§ **What the exercise asks**:
Update the rows below by replacing every instance of "legend-label" with "legend-item", and reproduce them with everything else unchanged.

[Stored dataset items]
--- Start ---

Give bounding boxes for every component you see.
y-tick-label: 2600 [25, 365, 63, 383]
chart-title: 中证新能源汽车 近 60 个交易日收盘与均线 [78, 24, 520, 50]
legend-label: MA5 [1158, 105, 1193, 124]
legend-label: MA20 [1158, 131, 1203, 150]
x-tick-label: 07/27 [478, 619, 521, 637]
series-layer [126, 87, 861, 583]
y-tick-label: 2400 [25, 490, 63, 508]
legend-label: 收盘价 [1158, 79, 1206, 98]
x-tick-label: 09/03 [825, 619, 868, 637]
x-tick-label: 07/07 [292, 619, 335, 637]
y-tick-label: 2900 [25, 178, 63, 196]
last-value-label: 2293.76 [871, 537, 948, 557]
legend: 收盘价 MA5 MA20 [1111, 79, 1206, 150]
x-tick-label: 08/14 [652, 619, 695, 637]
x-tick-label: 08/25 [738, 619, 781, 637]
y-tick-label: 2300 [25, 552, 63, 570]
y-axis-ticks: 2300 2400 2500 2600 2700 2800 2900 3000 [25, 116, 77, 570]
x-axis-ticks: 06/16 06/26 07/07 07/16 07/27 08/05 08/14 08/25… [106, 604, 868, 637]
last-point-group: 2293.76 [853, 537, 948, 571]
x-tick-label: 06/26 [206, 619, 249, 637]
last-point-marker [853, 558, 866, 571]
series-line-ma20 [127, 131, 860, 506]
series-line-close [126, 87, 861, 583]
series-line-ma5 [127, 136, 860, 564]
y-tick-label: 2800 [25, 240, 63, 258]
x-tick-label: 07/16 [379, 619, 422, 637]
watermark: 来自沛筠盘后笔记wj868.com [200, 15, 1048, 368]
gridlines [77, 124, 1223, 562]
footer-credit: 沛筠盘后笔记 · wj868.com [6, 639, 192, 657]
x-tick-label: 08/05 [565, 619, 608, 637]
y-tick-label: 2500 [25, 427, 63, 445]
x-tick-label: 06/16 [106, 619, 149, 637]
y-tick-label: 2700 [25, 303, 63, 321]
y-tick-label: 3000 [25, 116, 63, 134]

--- End ---

§ **Task solution**:
Give bounding boxes for every component you see.
y-tick-label: 2600 [25, 365, 63, 383]
chart-title: 中证新能源汽车 近 60 个交易日收盘与均线 [78, 24, 520, 50]
legend-item: MA5 [1158, 105, 1193, 124]
legend-item: MA20 [1158, 131, 1203, 150]
x-tick-label: 07/27 [478, 619, 521, 637]
series-layer [126, 87, 861, 583]
y-tick-label: 2400 [25, 490, 63, 508]
legend-item: 收盘价 [1158, 79, 1206, 98]
x-tick-label: 09/03 [825, 619, 868, 637]
x-tick-label: 07/07 [292, 619, 335, 637]
y-tick-label: 2900 [25, 178, 63, 196]
last-value-label: 2293.76 [871, 537, 948, 557]
legend: 收盘价 MA5 MA20 [1111, 79, 1206, 150]
x-tick-label: 08/14 [652, 619, 695, 637]
x-tick-label: 08/25 [738, 619, 781, 637]
y-tick-label: 2300 [25, 552, 63, 570]
y-axis-ticks: 2300 2400 2500 2600 2700 2800 2900 3000 [25, 116, 77, 570]
x-axis-ticks: 06/16 06/26 07/07 07/16 07/27 08/05 08/14 08/25… [106, 604, 868, 637]
last-point-group: 2293.76 [853, 537, 948, 571]
x-tick-label: 06/26 [206, 619, 249, 637]
last-point-marker [853, 558, 866, 571]
series-line-ma20 [127, 131, 860, 506]
series-line-close [126, 87, 861, 583]
series-line-ma5 [127, 136, 860, 564]
y-tick-label: 2800 [25, 240, 63, 258]
x-tick-label: 07/16 [379, 619, 422, 637]
watermark: 来自沛筠盘后笔记wj868.com [200, 15, 1048, 368]
gridlines [77, 124, 1223, 562]
footer-credit: 沛筠盘后笔记 · wj868.com [6, 639, 192, 657]
x-tick-label: 08/05 [565, 619, 608, 637]
y-tick-label: 2500 [25, 427, 63, 445]
x-tick-label: 06/16 [106, 619, 149, 637]
y-tick-label: 2700 [25, 303, 63, 321]
y-tick-label: 3000 [25, 116, 63, 134]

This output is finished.